DESCRIPTION OF THE TASK: Return all lines where the word "name" can be found.
========
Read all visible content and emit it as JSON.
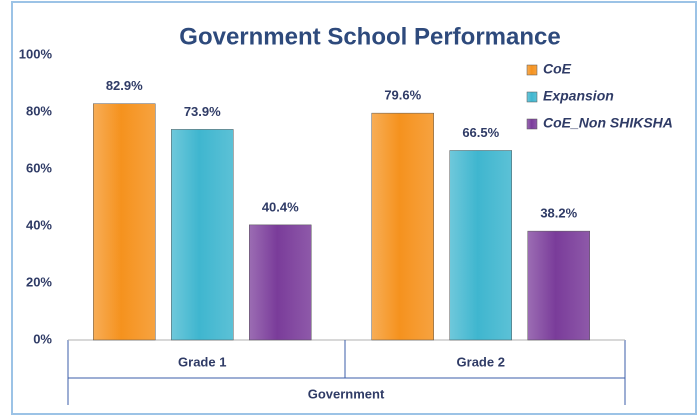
{
  "chart_data": {
    "type": "bar",
    "title": "Government School Performance",
    "categories": [
      "Grade 1",
      "Grade 2"
    ],
    "category_group": "Government",
    "series": [
      {
        "name": "CoE",
        "color": "#f5921e",
        "values": [
          82.9,
          79.6
        ],
        "value_labels": [
          "82.9%",
          "79.6%"
        ]
      },
      {
        "name": "Expansion",
        "color": "#3fb6cf",
        "values": [
          73.9,
          66.5
        ],
        "value_labels": [
          "73.9%",
          "66.5%"
        ]
      },
      {
        "name": "CoE_Non SHIKSHA",
        "color": "#7a3c9a",
        "values": [
          40.4,
          38.2
        ],
        "value_labels": [
          "40.4%",
          "38.2%"
        ]
      }
    ],
    "ylim": [
      0,
      100
    ],
    "yticks": [
      {
        "value": 0,
        "label": "0%"
      },
      {
        "value": 20,
        "label": "20%"
      },
      {
        "value": 40,
        "label": "40%"
      },
      {
        "value": 60,
        "label": "60%"
      },
      {
        "value": 80,
        "label": "80%"
      },
      {
        "value": 100,
        "label": "100%"
      }
    ],
    "legend": "right"
  }
}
========
TASK RESPONSE:
        "name": "CoE",
        "name": "Expansion",
        "name": "CoE_Non SHIKSHA",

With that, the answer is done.